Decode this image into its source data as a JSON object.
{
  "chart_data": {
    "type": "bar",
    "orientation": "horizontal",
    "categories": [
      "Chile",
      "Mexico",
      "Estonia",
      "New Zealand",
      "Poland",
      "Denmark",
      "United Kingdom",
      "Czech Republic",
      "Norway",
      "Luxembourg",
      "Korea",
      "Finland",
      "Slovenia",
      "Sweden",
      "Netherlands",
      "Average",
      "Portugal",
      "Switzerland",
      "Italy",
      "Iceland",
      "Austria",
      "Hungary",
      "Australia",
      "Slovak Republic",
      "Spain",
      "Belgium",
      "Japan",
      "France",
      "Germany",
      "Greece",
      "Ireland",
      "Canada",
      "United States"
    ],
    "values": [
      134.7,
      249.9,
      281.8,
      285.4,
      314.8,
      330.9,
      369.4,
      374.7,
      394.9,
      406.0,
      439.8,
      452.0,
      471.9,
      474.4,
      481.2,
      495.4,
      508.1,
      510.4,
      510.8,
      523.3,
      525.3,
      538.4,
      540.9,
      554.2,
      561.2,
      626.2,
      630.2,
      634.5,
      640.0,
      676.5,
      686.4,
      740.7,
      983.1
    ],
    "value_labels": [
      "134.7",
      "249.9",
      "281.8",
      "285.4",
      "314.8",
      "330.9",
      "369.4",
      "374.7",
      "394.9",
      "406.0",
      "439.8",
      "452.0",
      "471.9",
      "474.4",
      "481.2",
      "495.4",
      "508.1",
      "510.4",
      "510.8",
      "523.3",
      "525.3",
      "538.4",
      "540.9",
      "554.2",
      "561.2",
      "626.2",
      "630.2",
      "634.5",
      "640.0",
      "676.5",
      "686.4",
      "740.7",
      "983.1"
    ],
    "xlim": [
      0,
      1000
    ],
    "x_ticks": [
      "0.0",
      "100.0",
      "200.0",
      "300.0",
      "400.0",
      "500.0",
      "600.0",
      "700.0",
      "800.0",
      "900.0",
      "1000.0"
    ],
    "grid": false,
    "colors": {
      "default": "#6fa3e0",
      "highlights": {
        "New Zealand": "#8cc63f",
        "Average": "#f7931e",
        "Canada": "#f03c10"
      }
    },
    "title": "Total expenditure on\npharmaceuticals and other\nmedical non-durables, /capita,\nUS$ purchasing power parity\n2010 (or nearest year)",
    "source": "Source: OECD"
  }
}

== EXERCISE ==
Retype the material in full, character for character.

== IN RESPONSE ==
Decode this image into its source data as a JSON object.
{
  "chart_data": {
    "type": "bar",
    "orientation": "horizontal",
    "categories": [
      "Chile",
      "Mexico",
      "Estonia",
      "New Zealand",
      "Poland",
      "Denmark",
      "United Kingdom",
      "Czech Republic",
      "Norway",
      "Luxembourg",
      "Korea",
      "Finland",
      "Slovenia",
      "Sweden",
      "Netherlands",
      "Average",
      "Portugal",
      "Switzerland",
      "Italy",
      "Iceland",
      "Austria",
      "Hungary",
      "Australia",
      "Slovak Republic",
      "Spain",
      "Belgium",
      "Japan",
      "France",
      "Germany",
      "Greece",
      "Ireland",
      "Canada",
      "United States"
    ],
    "values": [
      134.7,
      249.9,
      281.8,
      285.4,
      314.8,
      330.9,
      369.4,
      374.7,
      394.9,
      406.0,
      439.8,
      452.0,
      471.9,
      474.4,
      481.2,
      495.4,
      508.1,
      510.4,
      510.8,
      523.3,
      525.3,
      538.4,
      540.9,
      554.2,
      561.2,
      626.2,
      630.2,
      634.5,
      640.0,
      676.5,
      686.4,
      740.7,
      983.1
    ],
    "value_labels": [
      "134.7",
      "249.9",
      "281.8",
      "285.4",
      "314.8",
      "330.9",
      "369.4",
      "374.7",
      "394.9",
      "406.0",
      "439.8",
      "452.0",
      "471.9",
      "474.4",
      "481.2",
      "495.4",
      "508.1",
      "510.4",
      "510.8",
      "523.3",
      "525.3",
      "538.4",
      "540.9",
      "554.2",
      "561.2",
      "626.2",
      "630.2",
      "634.5",
      "640.0",
      "676.5",
      "686.4",
      "740.7",
      "983.1"
    ],
    "xlim": [
      0,
      1000
    ],
    "x_ticks": [
      "0.0",
      "100.0",
      "200.0",
      "300.0",
      "400.0",
      "500.0",
      "600.0",
      "700.0",
      "800.0",
      "900.0",
      "1000.0"
    ],
    "grid": false,
    "colors": {
      "default": "#6fa3e0",
      "highlights": {
        "New Zealand": "#8cc63f",
        "Average": "#f7931e",
        "Canada": "#f03c10"
      }
    },
    "title": "Total expenditure on\npharmaceuticals and other\nmedical non-durables, /capita,\nUS$ purchasing power parity\n2010 (or nearest year)",
    "source": "Source: OECD"
  }
}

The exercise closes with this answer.